Go through the data below. Pull out every line that has the word "most".
********************
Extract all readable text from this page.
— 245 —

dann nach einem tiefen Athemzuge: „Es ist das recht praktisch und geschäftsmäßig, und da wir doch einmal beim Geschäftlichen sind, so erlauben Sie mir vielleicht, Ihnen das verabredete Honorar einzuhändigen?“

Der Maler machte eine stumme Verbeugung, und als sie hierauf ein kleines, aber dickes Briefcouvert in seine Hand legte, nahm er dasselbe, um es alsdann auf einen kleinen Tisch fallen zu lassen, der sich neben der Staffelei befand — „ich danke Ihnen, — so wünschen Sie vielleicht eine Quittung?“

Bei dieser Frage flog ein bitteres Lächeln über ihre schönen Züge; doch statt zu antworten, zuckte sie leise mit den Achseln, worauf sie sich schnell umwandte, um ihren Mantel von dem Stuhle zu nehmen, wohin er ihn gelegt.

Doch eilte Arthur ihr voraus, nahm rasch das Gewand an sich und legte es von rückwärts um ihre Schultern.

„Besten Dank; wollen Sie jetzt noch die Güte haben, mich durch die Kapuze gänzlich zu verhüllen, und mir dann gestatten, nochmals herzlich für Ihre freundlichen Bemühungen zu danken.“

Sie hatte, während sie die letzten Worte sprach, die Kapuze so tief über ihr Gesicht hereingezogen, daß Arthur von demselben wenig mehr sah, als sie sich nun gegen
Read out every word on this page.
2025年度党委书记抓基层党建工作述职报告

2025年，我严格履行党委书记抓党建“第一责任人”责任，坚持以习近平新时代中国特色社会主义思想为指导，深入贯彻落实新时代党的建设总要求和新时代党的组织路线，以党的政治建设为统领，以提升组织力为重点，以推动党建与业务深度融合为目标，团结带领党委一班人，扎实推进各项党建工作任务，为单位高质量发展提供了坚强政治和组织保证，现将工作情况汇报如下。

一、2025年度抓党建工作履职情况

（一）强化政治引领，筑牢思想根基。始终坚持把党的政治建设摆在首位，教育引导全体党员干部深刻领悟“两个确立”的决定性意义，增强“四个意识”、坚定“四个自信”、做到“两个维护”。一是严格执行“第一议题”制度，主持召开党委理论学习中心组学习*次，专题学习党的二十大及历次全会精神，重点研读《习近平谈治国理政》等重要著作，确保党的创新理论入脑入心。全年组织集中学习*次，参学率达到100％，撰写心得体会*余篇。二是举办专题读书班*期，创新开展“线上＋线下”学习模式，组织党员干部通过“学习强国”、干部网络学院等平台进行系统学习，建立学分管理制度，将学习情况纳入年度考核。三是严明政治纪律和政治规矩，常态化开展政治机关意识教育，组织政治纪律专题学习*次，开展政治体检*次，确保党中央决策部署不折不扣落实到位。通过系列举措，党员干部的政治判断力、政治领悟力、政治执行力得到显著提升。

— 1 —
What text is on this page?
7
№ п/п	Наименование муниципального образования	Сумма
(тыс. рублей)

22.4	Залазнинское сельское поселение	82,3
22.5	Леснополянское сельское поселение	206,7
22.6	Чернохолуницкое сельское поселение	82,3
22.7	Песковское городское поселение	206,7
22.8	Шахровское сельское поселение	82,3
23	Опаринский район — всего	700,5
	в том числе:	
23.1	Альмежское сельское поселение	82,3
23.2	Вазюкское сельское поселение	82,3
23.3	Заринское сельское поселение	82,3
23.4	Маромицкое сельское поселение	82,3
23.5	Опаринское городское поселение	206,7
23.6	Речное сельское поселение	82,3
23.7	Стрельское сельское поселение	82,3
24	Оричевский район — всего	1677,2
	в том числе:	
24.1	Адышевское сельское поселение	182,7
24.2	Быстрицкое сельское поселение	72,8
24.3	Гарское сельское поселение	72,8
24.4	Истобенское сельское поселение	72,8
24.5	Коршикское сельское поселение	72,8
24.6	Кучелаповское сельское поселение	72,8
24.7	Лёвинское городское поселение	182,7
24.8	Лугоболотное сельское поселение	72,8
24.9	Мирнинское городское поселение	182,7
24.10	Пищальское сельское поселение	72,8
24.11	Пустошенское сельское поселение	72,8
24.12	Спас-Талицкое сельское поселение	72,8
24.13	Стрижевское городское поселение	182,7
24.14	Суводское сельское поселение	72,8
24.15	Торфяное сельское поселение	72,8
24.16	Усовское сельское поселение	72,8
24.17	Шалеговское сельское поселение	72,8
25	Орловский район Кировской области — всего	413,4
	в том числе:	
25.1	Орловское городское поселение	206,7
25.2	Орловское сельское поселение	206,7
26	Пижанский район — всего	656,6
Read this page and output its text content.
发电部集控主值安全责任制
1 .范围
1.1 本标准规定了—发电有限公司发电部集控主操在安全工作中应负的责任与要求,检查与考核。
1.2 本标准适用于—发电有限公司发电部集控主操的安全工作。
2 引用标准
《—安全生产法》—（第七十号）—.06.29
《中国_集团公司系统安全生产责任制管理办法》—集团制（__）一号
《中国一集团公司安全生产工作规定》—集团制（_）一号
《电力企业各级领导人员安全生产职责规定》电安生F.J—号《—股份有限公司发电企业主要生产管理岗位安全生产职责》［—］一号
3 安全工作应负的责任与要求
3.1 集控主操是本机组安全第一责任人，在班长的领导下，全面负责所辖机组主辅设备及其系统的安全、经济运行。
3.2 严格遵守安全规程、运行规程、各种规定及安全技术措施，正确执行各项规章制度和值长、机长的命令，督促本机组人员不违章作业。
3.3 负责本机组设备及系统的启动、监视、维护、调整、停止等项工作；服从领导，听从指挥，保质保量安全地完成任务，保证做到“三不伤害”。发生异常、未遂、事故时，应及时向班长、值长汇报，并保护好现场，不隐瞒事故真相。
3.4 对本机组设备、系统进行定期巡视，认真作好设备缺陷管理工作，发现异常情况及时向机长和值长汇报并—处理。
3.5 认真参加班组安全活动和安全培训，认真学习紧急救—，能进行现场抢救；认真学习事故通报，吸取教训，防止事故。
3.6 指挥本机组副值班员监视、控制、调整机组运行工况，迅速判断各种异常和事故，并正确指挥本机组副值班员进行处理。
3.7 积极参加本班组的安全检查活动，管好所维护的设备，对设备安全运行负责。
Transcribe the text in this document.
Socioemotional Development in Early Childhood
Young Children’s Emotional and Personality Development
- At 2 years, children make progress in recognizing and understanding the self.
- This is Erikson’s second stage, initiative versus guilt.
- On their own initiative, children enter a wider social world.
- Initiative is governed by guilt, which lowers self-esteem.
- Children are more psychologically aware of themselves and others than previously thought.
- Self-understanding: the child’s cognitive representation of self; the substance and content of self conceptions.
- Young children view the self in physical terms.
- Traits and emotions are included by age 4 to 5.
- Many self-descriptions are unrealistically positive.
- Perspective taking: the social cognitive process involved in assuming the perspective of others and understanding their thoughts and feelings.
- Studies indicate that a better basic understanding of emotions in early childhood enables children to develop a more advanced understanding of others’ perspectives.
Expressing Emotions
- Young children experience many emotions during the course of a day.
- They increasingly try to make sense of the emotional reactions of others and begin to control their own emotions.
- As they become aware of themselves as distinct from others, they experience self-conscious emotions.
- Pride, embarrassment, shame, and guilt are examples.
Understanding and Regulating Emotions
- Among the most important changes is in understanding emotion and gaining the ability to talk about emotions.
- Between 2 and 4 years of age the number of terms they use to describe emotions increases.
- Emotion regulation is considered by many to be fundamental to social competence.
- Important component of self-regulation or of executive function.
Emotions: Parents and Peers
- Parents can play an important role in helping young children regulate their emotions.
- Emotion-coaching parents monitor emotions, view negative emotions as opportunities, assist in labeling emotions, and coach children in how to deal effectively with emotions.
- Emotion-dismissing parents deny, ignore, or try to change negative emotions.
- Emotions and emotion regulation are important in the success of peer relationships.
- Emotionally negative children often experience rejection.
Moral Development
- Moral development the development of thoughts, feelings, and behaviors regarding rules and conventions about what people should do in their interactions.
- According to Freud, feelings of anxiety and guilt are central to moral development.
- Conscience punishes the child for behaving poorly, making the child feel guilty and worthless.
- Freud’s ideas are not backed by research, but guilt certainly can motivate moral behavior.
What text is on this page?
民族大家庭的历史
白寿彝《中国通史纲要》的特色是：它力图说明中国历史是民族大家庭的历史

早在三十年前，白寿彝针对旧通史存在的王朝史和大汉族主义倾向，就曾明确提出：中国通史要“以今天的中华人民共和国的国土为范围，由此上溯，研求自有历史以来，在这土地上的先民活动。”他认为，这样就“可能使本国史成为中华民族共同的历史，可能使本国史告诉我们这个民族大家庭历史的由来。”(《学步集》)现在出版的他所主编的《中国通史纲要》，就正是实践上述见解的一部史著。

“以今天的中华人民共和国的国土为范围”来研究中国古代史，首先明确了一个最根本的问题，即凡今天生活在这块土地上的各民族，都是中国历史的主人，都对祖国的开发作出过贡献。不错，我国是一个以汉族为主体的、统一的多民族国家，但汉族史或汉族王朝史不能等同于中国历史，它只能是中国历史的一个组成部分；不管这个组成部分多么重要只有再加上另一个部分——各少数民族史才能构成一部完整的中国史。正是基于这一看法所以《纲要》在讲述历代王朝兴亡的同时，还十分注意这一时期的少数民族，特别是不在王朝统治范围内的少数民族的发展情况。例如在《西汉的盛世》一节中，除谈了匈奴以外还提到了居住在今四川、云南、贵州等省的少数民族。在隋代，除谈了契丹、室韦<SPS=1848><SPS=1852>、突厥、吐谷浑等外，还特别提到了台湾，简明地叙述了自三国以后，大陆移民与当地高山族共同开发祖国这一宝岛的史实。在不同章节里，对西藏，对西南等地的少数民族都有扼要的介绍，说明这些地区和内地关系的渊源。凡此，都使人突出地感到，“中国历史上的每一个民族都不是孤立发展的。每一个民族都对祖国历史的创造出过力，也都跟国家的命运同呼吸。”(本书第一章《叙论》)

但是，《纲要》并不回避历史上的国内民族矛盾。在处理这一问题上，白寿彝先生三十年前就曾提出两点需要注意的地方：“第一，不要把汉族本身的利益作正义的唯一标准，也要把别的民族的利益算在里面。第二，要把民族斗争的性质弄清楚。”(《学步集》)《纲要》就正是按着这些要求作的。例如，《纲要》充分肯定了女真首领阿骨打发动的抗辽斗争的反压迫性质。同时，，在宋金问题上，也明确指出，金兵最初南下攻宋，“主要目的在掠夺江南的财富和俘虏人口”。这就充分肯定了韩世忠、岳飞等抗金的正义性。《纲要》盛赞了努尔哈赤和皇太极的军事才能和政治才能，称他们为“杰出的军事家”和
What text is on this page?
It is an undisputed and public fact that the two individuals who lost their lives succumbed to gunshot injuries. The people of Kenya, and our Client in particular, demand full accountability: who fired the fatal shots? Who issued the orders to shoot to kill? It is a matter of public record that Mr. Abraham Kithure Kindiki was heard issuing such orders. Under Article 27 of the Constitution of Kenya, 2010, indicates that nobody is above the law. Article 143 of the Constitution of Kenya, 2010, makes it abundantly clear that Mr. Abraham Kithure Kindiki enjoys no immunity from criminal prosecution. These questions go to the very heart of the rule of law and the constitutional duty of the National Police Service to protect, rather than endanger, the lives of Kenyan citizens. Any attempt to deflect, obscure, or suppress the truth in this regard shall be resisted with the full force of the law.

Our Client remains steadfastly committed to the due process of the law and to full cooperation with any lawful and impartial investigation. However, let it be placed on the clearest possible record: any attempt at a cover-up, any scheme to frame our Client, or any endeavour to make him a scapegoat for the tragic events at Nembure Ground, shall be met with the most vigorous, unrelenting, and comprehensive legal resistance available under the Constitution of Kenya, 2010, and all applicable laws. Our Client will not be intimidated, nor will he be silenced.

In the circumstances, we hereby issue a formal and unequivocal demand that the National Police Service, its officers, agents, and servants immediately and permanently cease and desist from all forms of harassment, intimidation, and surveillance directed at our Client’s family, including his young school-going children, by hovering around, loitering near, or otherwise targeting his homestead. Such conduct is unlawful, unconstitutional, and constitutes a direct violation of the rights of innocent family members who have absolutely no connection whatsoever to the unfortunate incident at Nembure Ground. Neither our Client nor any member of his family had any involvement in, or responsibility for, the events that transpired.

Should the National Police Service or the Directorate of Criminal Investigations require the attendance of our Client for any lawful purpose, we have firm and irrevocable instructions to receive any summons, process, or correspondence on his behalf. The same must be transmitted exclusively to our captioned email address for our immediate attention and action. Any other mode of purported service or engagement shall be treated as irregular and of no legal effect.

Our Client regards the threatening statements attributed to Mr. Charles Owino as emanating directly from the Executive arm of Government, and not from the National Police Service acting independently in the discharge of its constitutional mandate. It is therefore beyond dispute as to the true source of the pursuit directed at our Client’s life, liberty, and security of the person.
********************
Response to this task ::
- Among the most important changes is in understanding emotion and gaining the ability to talk about emotions.
Our Client remains steadfastly committed to the due process of the law and to full cooperation with any lawful and impartial investigation. However, let it be placed on the clearest possible record: any attempt at a cover-up, any scheme to frame our Client, or any endeavour to make him a scapegoat for the tragic events at Nembure Ground, shall be met with the most vigorous, unrelenting, and comprehensive legal resistance available under the Constitution of Kenya, 2010, and all applicable laws. Our Client will not be intimidated, nor will he be silenced.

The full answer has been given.